§ Given exercise:
Repeat every record below exactly, leaving out the pictures.

Dataset entries
● ● ● ●
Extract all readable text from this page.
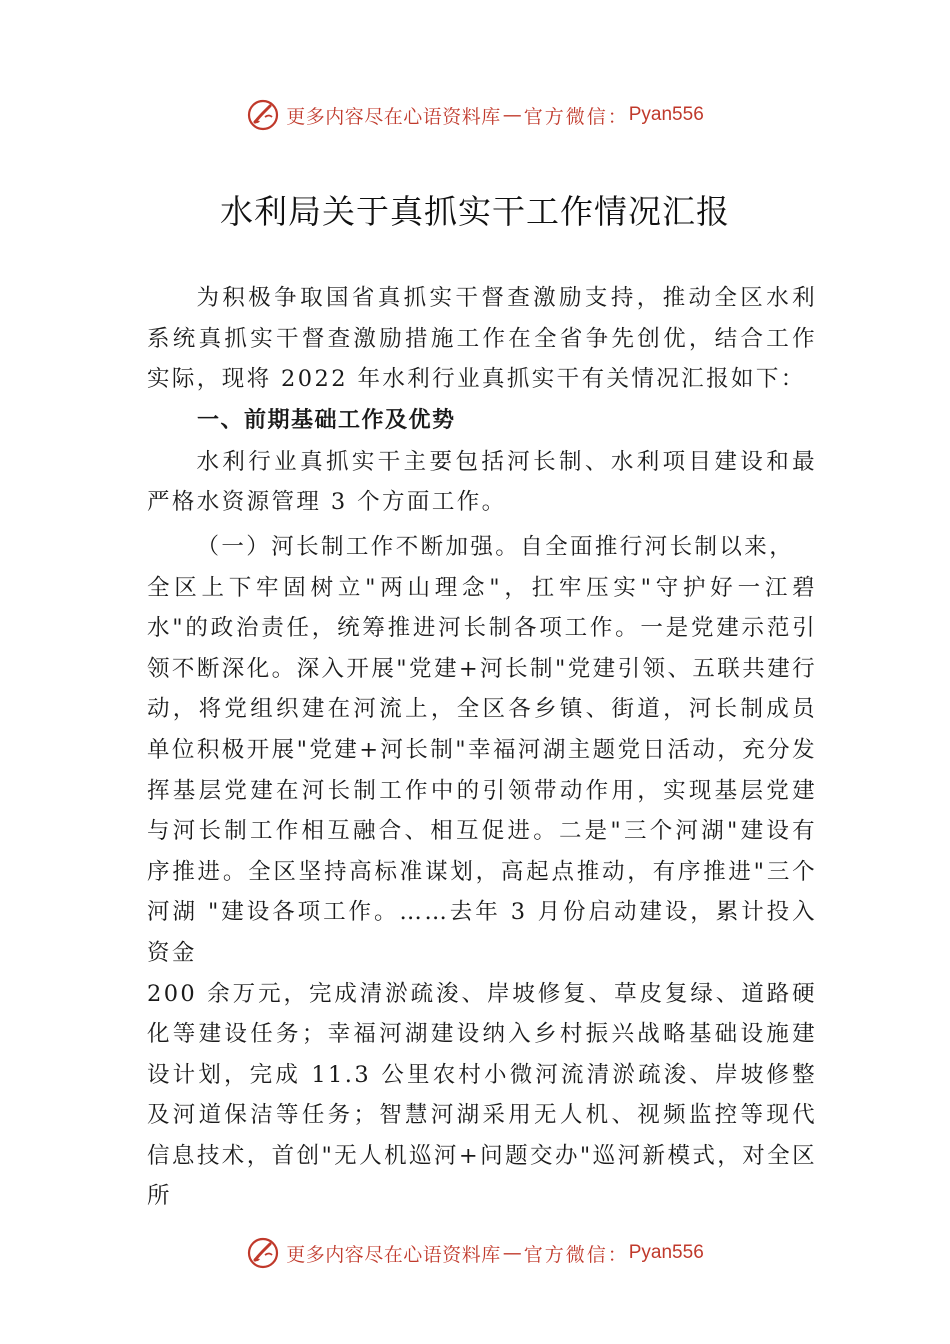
更多内容尽在心语资料库 — 官方微信： Pyan556
水利局关于真抓实干工作情况汇报

为积极争取国省真抓实干督查激励支持，推动全区水利系统真抓实干督查激励措施工作在全省争先创优，结合工作实际，现将 2022 年水利行业真抓实干有关情况汇报如下：

一、前期基础工作及优势

水利行业真抓实干主要包括河长制、水利项目建设和最严格水资源管理 3 个方面工作。

（一）河长制工作不断加强。自全面推行河长制以来，

全区上下牢固树立"两山理念"，扛牢压实"守护好一江碧水"的政治责任，统筹推进河长制各项工作。一是党建示范引领不断深化。深入开展"党建+河长制"党建引领、五联共建行动，将党组织建在河流上，全区各乡镇、街道，河长制成员单位积极开展"党建+河长制"幸福河湖主题党日活动，充分发挥基层党建在河长制工作中的引领带动作用，实现基层党建与河长制工作相互融合、相互促进。二是"三个河湖"建设有序推进。全区坚持高标准谋划，高起点推动，有序推进"三个河湖 "建设各项工作。……去年 3 月份启动建设，累计投入资金

200 余万元，完成清淤疏浚、岸坡修复、草皮复绿、道路硬化等建设任务；幸福河湖建设纳入乡村振兴战略基础设施建设计划，完成 11.3 公里农村小微河流清淤疏浚、岸坡修整及河道保洁等任务；智慧河湖采用无人机、视频监控等现代信息技术，首创"无人机巡河+问题交办"巡河新模式，对全区所

更多内容尽在心语资料库 — 官方微信： Pyan556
● ● ● ●
§ Task output:
Extract all readable text from this page.
更多内容尽在心语资料库 — 官方微信： Pyan556
水利局关于真抓实干工作情况汇报

为积极争取国省真抓实干督查激励支持，推动全区水利系统真抓实干督查激励措施工作在全省争先创优，结合工作实际，现将 2022 年水利行业真抓实干有关情况汇报如下：

一、前期基础工作及优势

水利行业真抓实干主要包括河长制、水利项目建设和最严格水资源管理 3 个方面工作。

（一）河长制工作不断加强。自全面推行河长制以来，

全区上下牢固树立"两山理念"，扛牢压实"守护好一江碧水"的政治责任，统筹推进河长制各项工作。一是党建示范引领不断深化。深入开展"党建+河长制"党建引领、五联共建行动，将党组织建在河流上，全区各乡镇、街道，河长制成员单位积极开展"党建+河长制"幸福河湖主题党日活动，充分发挥基层党建在河长制工作中的引领带动作用，实现基层党建与河长制工作相互融合、相互促进。二是"三个河湖"建设有序推进。全区坚持高标准谋划，高起点推动，有序推进"三个河湖 "建设各项工作。……去年 3 月份启动建设，累计投入资金

200 余万元，完成清淤疏浚、岸坡修复、草皮复绿、道路硬化等建设任务；幸福河湖建设纳入乡村振兴战略基础设施建设计划，完成 11.3 公里农村小微河流清淤疏浚、岸坡修整及河道保洁等任务；智慧河湖采用无人机、视频监控等现代信息技术，首创"无人机巡河+问题交办"巡河新模式，对全区所

更多内容尽在心语资料库 — 官方微信： Pyan556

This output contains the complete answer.